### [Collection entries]
+ + + +
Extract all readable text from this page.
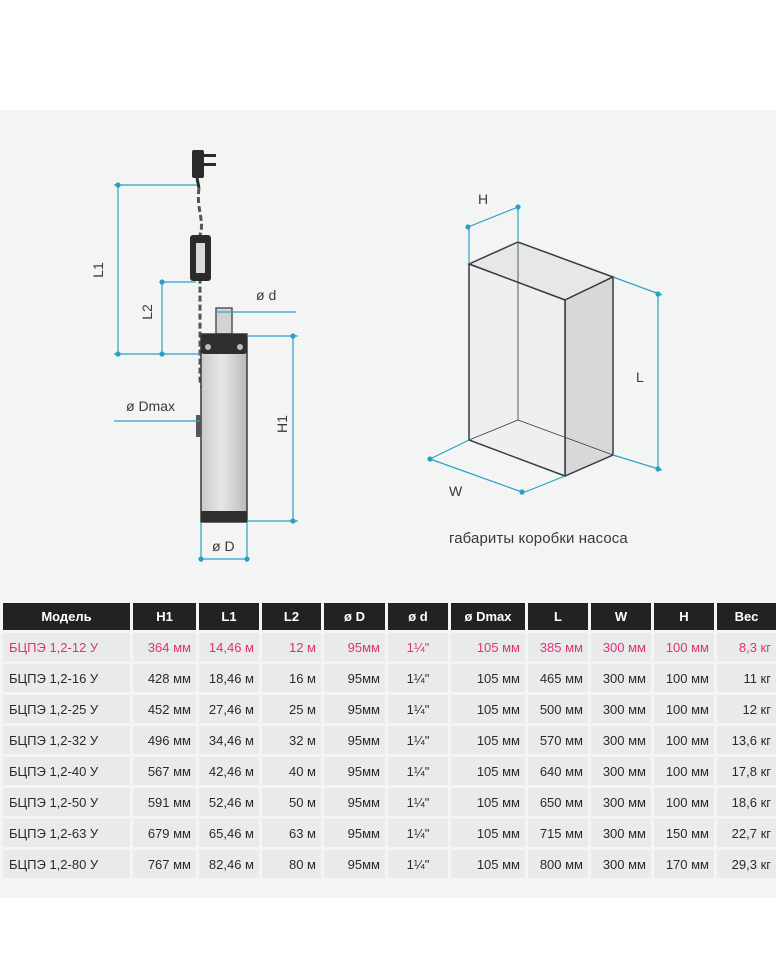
L1
L2
ø d
ø Dmax
H1
ø D
H
L
W
габариты коробки насоса
Модель	H1	L1	L2	ø D	ø d	ø Dmax	L	W	H	Вес
БЦПЭ 1,2-12 У	364 мм	14,46 м	12 м	95мм	1¼"	105 мм	385 мм	300 мм	100 мм	8,3 кг
БЦПЭ 1,2-16 У	428 мм	18,46 м	16 м	95мм	1¼"	105 мм	465 мм	300 мм	100 мм	11 кг
БЦПЭ 1,2-25 У	452 мм	27,46 м	25 м	95мм	1¼"	105 мм	500 мм	300 мм	100 мм	12 кг
БЦПЭ 1,2-32 У	496 мм	34,46 м	32 м	95мм	1¼"	105 мм	570 мм	300 мм	100 мм	13,6 кг
БЦПЭ 1,2-40 У	567 мм	42,46 м	40 м	95мм	1¼"	105 мм	640 мм	300 мм	100 мм	17,8 кг
БЦПЭ 1,2-50 У	591 мм	52,46 м	50 м	95мм	1¼"	105 мм	650 мм	300 мм	100 мм	18,6 кг
БЦПЭ 1,2-63 У	679 мм	65,46 м	63 м	95мм	1¼"	105 мм	715 мм	300 мм	150 мм	22,7 кг
БЦПЭ 1,2-80 У	767 мм	82,46 м	80 м	95мм	1¼"	105 мм	800 мм	300 мм	170 мм	29,3 кг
+ + + +
### [Exercise details]
Report the number of lines in the listing where the string "Dmax" appears, and nothing besides.

### [Solution below]
2